Stated problem – Check every line below for the word "xlabel" and show those that hold it.

-- START Entries provided --

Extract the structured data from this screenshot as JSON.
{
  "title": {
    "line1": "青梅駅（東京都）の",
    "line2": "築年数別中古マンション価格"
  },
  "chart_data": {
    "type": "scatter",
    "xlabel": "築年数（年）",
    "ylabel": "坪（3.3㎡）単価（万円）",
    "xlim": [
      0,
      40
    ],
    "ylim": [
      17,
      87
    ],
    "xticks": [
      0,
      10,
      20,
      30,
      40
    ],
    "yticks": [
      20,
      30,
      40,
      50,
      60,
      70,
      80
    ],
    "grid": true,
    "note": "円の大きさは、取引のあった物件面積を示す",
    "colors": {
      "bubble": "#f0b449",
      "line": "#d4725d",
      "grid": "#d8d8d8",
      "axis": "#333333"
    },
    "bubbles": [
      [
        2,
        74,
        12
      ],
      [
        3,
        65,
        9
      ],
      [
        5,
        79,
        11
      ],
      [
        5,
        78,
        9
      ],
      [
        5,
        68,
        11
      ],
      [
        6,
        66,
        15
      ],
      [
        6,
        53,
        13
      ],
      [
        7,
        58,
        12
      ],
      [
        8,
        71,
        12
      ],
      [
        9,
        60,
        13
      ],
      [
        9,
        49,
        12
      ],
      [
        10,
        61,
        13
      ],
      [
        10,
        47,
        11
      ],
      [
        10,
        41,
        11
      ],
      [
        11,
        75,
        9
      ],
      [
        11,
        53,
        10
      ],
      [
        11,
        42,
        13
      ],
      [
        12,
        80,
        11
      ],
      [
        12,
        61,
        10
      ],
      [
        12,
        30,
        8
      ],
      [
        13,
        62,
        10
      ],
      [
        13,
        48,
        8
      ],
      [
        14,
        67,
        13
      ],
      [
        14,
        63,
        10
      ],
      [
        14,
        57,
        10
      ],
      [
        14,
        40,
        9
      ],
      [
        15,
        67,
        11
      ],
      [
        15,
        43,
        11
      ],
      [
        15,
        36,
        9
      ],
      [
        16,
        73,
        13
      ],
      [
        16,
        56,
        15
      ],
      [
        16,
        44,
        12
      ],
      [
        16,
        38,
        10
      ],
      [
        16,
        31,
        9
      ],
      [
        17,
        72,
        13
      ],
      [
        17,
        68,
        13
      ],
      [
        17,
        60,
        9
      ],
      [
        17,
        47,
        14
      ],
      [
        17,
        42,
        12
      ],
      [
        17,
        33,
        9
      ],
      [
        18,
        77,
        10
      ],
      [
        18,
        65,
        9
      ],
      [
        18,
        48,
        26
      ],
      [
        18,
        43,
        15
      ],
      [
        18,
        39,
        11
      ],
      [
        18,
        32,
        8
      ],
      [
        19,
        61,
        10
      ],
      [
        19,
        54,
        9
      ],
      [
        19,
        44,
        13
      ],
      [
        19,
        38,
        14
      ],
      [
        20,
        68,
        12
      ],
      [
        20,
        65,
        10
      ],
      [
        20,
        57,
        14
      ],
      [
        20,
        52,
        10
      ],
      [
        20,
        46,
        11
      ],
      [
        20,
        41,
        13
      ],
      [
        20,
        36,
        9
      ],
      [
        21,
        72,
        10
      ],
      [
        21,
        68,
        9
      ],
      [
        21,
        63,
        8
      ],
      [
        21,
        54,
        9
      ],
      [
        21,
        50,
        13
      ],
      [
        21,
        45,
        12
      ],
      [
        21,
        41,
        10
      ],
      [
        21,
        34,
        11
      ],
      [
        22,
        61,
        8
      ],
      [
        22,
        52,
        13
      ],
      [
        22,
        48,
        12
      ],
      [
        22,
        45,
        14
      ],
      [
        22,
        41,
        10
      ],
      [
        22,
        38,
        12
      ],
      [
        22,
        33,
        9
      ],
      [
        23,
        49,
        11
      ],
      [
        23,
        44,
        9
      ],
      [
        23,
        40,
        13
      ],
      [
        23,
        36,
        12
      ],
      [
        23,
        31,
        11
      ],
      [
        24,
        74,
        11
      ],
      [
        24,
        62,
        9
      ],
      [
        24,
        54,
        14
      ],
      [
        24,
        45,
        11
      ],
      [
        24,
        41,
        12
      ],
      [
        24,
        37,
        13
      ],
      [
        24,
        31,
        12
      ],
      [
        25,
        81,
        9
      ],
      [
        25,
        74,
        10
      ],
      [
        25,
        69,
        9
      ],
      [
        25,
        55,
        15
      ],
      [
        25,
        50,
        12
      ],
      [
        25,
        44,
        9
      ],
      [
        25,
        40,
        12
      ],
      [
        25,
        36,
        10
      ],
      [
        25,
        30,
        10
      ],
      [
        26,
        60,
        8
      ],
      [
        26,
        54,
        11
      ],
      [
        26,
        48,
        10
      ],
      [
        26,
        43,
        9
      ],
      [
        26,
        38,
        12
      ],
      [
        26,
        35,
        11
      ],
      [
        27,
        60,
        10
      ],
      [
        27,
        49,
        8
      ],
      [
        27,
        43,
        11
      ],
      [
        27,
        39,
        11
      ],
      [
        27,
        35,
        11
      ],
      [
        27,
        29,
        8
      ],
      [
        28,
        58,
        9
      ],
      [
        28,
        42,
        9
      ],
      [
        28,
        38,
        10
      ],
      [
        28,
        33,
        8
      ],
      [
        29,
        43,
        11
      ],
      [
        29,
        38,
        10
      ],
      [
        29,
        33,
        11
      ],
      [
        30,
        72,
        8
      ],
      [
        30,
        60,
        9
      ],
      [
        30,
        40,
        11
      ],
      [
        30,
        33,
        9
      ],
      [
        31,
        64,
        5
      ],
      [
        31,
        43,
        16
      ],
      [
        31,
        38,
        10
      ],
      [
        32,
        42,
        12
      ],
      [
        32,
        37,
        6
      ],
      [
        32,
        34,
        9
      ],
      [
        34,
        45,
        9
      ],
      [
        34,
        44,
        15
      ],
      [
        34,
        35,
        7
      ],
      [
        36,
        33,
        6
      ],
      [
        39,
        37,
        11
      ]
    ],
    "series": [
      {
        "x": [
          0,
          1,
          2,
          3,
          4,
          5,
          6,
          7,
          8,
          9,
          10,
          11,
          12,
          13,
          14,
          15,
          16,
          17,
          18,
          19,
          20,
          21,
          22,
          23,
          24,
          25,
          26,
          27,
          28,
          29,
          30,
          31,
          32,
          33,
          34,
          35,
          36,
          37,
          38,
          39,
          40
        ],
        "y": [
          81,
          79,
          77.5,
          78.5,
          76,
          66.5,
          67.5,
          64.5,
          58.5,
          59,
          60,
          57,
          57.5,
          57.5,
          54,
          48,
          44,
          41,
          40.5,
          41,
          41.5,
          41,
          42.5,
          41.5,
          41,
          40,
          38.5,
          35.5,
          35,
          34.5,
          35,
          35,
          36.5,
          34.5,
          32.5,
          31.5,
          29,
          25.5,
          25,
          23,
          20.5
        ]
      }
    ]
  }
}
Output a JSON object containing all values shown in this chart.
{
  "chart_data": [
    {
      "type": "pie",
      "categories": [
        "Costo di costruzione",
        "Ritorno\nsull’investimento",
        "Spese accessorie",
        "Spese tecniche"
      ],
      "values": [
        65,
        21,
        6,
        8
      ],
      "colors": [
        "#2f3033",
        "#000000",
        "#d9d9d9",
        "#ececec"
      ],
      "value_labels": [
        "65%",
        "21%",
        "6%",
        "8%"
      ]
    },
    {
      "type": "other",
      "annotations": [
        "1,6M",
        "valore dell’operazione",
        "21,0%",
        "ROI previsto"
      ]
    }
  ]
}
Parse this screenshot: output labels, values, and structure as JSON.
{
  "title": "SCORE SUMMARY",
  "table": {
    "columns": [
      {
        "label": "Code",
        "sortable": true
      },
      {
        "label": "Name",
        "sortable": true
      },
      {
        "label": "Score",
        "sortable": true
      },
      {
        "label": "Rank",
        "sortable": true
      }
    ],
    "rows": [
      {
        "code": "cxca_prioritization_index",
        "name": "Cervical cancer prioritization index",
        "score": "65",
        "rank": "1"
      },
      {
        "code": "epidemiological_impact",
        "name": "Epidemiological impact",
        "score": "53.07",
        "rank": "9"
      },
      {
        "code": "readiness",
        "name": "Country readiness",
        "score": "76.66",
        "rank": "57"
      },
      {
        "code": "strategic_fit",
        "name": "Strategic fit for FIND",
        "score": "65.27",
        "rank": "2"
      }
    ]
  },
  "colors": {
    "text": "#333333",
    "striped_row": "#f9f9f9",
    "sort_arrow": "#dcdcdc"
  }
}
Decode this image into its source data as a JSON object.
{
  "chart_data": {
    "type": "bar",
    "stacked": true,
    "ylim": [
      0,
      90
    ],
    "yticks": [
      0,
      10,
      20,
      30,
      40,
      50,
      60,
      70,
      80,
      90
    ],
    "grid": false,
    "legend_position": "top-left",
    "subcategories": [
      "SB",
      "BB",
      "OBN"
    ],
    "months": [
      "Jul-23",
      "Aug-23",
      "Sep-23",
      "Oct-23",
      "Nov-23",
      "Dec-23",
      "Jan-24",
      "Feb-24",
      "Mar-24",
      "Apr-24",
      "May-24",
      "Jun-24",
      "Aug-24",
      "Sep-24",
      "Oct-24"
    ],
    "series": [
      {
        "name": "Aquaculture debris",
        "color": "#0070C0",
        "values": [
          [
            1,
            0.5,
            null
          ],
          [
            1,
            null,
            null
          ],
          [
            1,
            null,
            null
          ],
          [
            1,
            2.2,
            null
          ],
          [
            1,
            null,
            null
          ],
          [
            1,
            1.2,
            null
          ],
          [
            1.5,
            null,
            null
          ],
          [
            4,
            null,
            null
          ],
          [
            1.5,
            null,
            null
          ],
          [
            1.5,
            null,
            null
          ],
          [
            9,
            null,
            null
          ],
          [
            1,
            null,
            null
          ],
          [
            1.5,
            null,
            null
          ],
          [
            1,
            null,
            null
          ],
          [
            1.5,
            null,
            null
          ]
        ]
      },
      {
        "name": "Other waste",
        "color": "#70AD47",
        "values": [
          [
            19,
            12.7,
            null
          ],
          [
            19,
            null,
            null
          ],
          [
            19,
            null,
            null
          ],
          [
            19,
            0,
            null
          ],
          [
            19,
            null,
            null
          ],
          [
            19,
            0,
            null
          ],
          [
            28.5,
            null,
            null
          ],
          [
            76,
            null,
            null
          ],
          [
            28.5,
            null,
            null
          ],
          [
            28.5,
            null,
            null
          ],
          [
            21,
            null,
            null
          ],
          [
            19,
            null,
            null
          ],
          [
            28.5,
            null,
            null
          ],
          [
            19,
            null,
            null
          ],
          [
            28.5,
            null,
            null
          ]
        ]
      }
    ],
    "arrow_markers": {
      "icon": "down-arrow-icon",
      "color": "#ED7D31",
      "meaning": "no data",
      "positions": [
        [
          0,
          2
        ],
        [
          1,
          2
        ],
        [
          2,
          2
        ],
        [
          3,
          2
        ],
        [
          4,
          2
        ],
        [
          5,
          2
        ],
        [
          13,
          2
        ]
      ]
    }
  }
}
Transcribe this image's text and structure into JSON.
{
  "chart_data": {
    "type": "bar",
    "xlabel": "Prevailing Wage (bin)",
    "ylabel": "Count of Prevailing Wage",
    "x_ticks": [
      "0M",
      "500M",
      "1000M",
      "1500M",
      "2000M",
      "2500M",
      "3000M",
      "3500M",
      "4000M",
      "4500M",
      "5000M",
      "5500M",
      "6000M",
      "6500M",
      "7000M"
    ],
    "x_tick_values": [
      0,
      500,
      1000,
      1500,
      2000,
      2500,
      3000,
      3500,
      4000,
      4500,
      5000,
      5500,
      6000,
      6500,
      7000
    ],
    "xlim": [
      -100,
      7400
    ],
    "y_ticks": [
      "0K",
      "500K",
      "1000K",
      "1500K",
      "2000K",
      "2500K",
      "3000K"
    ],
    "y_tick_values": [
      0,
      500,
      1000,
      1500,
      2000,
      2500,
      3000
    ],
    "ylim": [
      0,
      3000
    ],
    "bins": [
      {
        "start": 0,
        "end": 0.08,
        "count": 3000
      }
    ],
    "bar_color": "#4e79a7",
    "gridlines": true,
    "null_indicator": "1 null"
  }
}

-- END Entries provided --

Exercise result –
    "xlabel": "築年数（年）",
    "xlabel": "Prevailing Wage (bin)",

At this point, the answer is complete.